▸ Vos tâches:
1/ Les affirmations suivantes concordent-elles avec le billet sur l’Union européenne et le nucléaire iranien ? Pour chacune, répondez par oui ou non et citez mot pour mot le passage décisif. (a) La Croatie est entrée dans l’Union européenne le 1er juillet. (b) Les négociations sur le nucléaire iranien ont abouti à un accord la nuit dernière. (c) Catherine Ashton représente l’Union européenne dans ces négociations.
2/ Comment traduire en anglais cette phrase du billet sur l’Union européenne et le nucléaire iranien : « Rendez-vous fut pris pour le mois de décembre. » ?
3/ Poursuivez le billet sur l’Union européenne et le nucléaire iranien à partir de sa dernière phrase.

▸ Bloc de texte:
_ _ _

« Les
Vingt-Sept », ai-je écrit dans le billet d’avant-hier, oubliant la
République de Croatie qui, entrée dans l’Union européenne le 1er
juillet dernier, en devenait ainsi le vingt-huitième membre actif.
Méditant
sur les raisons possibles de cette inattention et sur les moyens d’en prévenir
d’autres du même acabit, ou même de moins vénielles, il me vient que l’injuste
soustraction ainsi commise coïncide avec une injuste addition. La nuit
dernière, après un bref suspense, les négociations sur le nucléaire iranien ont
à nouveau achoppé. Rendez-vous fut pris pour le mois de décembre.
Parcourant
les manchettes de la presse qui se juge autorisée à évaluer en connaissance de
cause l’attitude de la diplomatie française – plus « dure » que de
raison, répètent les fiers échotiers –, je remarque l’événement à demi-caché
dans le non-événement de la suspension des tractations qui durent depuis dix
ans : font partie des puissances en palabres et la République française,
représentée par Laurent Fabius, et l’Union européenne, représentée par
Catherine Ashton.
Je
ne suis donc pas le seul à cafouiller, et les transitions que nous traversons
mettent la logique, le langage et le monde à épreuve de plus en plus plus
rude : face à la République islamique d’Iran, chaque État européen ne
compte donc pas pour un, mais pour 1 + 1/28, tandis que la République fédérale
des États-Unis (51 États) ou la fédération de Russie valent chacune une voix et
une seule. À moins que je me trompe et qu’en fait la fraction vaille
multiplication : qu’il faille ajouter au solde positif de l’Union
européenne les 28 voix des 28 membres du club, et que madame Ashton ne s’imagine
parler au nom de 29 unités politiques ? 1 point pour l’Union + 28 points,
si du moins l’on raisonne comme certains des amis d’Alice au pays des
merveilles, ou comme le Vatican, dont le chef, élu par quelques dizaines de
cardinaux, parle, dit-on, au nom d’un milliard de chrétiens.

_ _ _

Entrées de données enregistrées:
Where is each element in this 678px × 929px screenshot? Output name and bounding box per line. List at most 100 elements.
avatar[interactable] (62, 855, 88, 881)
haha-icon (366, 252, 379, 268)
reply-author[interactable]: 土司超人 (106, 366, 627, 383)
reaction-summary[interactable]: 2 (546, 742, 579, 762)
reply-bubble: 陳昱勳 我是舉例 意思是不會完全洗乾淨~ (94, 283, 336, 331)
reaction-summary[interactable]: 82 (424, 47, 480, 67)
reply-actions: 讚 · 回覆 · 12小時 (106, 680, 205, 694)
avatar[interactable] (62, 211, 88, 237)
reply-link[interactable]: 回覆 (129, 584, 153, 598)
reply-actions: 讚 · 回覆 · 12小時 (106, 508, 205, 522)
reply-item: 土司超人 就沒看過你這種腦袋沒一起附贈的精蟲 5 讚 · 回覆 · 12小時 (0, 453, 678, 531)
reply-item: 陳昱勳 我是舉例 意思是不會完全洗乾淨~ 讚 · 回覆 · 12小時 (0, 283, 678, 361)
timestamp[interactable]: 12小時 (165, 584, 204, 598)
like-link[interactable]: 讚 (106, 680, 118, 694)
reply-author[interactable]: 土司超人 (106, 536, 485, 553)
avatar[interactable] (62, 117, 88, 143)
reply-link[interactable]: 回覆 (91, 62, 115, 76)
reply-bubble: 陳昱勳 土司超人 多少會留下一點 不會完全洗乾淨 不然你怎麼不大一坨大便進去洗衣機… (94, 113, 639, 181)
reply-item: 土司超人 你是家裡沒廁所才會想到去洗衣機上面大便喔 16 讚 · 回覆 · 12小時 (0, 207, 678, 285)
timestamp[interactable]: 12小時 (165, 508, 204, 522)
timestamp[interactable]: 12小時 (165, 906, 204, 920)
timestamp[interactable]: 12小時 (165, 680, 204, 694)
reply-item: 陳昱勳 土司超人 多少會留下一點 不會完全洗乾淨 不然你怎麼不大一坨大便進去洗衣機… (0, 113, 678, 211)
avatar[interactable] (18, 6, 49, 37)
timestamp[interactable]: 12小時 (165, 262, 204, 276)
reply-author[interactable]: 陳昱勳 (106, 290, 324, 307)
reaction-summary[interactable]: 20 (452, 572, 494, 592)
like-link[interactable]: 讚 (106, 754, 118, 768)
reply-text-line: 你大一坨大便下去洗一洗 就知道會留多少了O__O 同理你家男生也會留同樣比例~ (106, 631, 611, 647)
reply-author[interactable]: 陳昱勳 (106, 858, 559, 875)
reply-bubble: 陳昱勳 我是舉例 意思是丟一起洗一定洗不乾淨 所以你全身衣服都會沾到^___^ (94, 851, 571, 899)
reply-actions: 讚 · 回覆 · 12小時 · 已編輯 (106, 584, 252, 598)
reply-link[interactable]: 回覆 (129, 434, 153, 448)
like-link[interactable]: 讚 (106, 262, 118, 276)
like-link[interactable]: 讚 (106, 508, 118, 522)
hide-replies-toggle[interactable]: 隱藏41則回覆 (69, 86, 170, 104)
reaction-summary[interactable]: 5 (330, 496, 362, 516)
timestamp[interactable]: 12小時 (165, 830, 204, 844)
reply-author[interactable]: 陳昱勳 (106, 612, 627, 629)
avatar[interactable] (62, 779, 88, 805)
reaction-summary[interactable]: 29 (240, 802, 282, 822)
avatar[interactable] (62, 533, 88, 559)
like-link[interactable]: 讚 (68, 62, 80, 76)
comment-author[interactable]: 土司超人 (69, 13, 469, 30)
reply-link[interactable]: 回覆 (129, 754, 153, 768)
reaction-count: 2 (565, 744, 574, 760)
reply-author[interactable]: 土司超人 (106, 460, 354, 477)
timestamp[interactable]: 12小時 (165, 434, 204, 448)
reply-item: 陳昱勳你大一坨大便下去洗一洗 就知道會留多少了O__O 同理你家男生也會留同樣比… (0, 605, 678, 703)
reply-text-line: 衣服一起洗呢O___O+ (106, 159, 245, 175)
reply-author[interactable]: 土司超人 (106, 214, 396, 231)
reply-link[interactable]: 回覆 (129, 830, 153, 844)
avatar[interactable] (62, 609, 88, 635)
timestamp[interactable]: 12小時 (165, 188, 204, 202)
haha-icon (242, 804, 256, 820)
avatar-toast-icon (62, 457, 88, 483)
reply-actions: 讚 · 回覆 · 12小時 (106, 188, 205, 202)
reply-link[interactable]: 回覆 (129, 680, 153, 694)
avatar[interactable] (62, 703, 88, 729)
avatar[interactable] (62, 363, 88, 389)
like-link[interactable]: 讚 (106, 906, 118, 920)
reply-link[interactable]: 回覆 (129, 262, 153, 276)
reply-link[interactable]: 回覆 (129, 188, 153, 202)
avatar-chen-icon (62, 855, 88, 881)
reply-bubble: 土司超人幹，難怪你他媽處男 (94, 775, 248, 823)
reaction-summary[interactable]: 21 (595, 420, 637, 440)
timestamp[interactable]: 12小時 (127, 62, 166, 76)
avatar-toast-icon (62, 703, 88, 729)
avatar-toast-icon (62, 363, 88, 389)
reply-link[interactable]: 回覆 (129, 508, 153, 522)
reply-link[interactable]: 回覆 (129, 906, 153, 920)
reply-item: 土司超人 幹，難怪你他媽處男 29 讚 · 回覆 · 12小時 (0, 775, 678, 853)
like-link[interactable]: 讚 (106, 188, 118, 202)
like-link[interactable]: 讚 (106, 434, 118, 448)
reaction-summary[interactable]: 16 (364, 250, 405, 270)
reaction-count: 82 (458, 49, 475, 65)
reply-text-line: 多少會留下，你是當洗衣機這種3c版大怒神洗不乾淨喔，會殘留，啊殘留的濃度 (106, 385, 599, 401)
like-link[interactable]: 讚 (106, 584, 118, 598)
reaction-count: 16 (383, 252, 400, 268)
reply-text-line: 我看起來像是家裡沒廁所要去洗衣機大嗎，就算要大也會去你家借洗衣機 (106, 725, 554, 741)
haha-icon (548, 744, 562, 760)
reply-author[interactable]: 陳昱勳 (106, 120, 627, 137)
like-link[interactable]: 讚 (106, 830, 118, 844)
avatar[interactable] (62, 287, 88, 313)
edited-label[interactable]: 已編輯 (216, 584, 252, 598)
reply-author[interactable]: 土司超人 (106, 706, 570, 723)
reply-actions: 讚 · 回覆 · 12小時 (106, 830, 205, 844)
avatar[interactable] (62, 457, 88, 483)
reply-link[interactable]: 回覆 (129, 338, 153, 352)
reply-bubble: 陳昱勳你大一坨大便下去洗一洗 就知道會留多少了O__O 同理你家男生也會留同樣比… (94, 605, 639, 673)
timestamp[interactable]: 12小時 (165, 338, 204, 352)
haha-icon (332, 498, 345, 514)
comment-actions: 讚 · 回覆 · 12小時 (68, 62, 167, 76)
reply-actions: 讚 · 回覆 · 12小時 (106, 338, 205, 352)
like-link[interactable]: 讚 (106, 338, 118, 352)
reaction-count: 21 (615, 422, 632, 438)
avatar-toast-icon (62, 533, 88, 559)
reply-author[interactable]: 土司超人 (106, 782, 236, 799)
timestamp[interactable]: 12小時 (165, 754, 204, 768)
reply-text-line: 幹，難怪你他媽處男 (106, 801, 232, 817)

_ _ _

▸ Réponses par tâche:
1/
(a) Oui : « entrée dans l’Union européenne le 1er juillet dernier »
(b) Non : « les négociations sur le nucléaire iranien ont à nouveau achoppé »
(c) Oui : « l’Union européenne, représentée par Catherine Ashton »

2/ A meeting was set for the month of December.

3/
Seulement,
l’anomalie du 1/28 – ou celle du 29 = 1 – ne relève ni du régime des erreurs ni
de celui des fautes, mais de celui des symptômes éloquents. Elle
signale sans équivoque l’état des lieux : l’inconsistance juridique où s’enferme
un corps politique – l’Union européenne – qui se comprend encore comme la somme
de chacune de ses parties, mais comme une somme… partielle, aussi… partielle
que le transfert ou le partage de souveraineté effectif mais non consommé en
quoi consiste le régime hybride de l’Union depuis la signature du Traité de
Lisbonne. (« Hybride » ? oui, donc incohérent et paralysant.)
Somme par conséquent bancale, bancroche, somme malheureuse, somme encombrée de
son reste insoluble, somme bègue, triste handicap.
Le
1/28 de légalité absurde ainsi mis en scène pèse sans aucun doute plus lourd
que mes bévues de publiciste. Que mes
lecteurs – et ceux de Croatie d’abord – ne m’en excusent pas moins. Quant à ceux d'Iran, ils savent le sérieux de l'affaire : l'arithmétique de l'identité européenne leur rappelle sans doute la géométrie des négociations de paix menées à Paris entre le FNL vietnamien et les diplomates de Kissinger – elles n'avaient pu commencer qu'une fois admise l'exigence des Vietnamiens de substituer une table ronde à celle rectangulaire d'abord proposée aux deux délégations. Sens des nuances venu en droite ligne de la haute école; grand style, auquel la vieille institutrice Europe devrait la première rendre un hommage aussi vibrant que sincère.
J.-L.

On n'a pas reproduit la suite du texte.